>>>

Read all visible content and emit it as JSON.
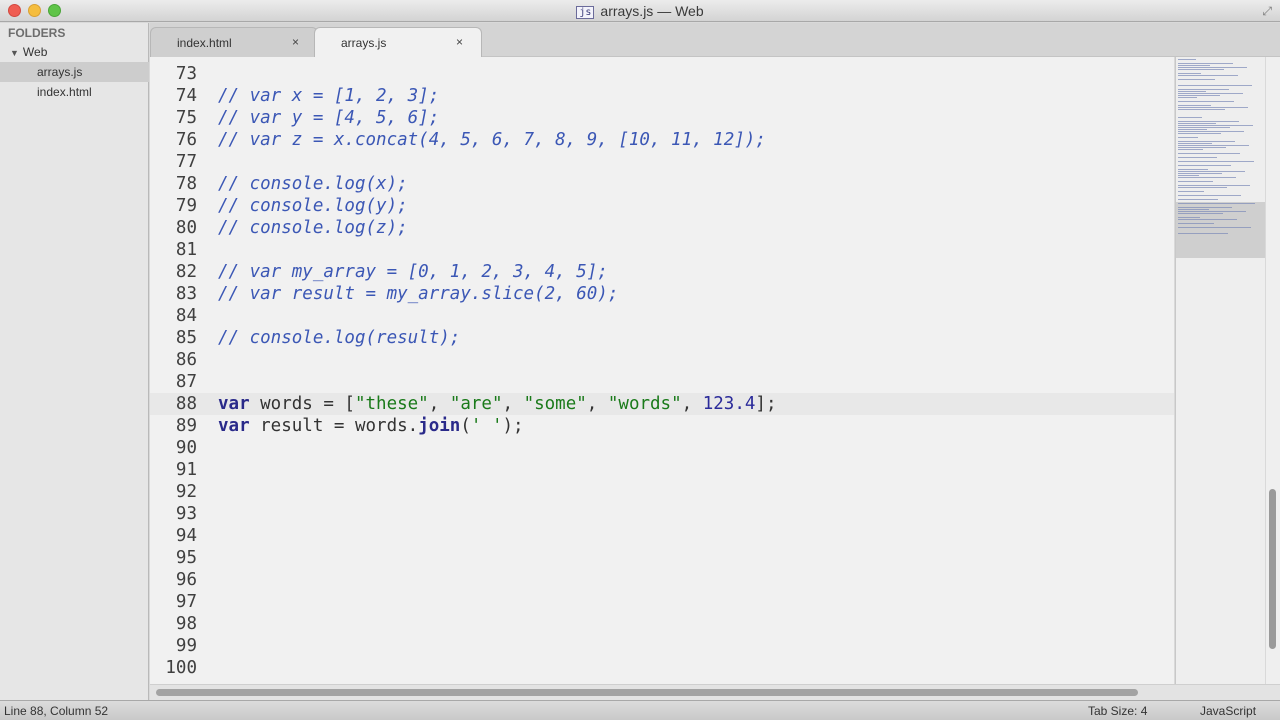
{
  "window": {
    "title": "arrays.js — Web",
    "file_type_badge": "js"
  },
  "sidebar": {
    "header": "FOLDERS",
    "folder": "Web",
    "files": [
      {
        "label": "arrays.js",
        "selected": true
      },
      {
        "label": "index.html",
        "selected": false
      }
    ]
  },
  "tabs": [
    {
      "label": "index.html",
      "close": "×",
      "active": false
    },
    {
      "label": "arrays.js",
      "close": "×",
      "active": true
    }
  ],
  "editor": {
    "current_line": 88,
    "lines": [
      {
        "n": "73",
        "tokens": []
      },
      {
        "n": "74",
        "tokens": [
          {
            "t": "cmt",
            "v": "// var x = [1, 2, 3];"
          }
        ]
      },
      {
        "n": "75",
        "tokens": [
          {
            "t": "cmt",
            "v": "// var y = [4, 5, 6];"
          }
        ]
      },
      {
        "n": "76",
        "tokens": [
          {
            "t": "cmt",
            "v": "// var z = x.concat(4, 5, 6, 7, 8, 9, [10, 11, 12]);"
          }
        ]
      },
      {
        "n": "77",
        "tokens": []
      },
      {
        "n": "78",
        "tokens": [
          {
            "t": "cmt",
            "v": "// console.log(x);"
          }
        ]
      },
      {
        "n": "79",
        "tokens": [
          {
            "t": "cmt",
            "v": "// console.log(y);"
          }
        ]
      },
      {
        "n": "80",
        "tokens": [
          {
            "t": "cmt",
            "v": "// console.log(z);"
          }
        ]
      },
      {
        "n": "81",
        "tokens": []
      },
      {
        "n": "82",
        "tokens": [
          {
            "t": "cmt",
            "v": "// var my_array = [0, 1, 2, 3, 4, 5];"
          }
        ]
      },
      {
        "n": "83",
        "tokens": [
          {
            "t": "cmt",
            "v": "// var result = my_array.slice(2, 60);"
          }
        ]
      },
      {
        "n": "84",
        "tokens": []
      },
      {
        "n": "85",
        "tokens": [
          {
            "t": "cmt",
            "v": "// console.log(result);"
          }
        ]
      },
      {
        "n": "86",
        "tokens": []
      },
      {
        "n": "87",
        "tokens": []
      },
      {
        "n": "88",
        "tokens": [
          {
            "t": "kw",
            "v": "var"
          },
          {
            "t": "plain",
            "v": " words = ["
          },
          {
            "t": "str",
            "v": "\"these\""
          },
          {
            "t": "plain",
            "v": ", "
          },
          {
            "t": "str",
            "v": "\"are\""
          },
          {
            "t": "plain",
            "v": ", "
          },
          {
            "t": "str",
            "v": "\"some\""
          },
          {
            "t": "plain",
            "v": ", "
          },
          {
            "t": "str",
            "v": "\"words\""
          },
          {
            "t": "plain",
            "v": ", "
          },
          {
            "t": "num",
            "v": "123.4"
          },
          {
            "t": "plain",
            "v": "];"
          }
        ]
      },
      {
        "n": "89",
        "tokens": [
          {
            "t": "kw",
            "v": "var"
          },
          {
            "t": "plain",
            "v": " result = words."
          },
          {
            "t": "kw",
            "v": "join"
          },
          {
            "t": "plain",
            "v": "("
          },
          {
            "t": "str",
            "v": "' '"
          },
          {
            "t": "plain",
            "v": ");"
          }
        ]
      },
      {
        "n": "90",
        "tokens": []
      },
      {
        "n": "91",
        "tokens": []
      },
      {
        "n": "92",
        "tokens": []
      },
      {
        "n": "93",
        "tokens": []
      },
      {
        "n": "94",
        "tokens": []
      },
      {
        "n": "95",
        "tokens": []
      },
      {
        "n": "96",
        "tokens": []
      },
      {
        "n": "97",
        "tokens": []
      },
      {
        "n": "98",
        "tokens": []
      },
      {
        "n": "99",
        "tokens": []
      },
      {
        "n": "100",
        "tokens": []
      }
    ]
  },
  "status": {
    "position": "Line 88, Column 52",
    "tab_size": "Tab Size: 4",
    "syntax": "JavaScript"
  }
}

<<<

**GOAL:**
Gather all lines with the string "arrays" from the data.

**ANSWER TO THIS PROBLEM:**
    "title": "arrays.js — Web",
        "label": "arrays.js",
      "label": "arrays.js",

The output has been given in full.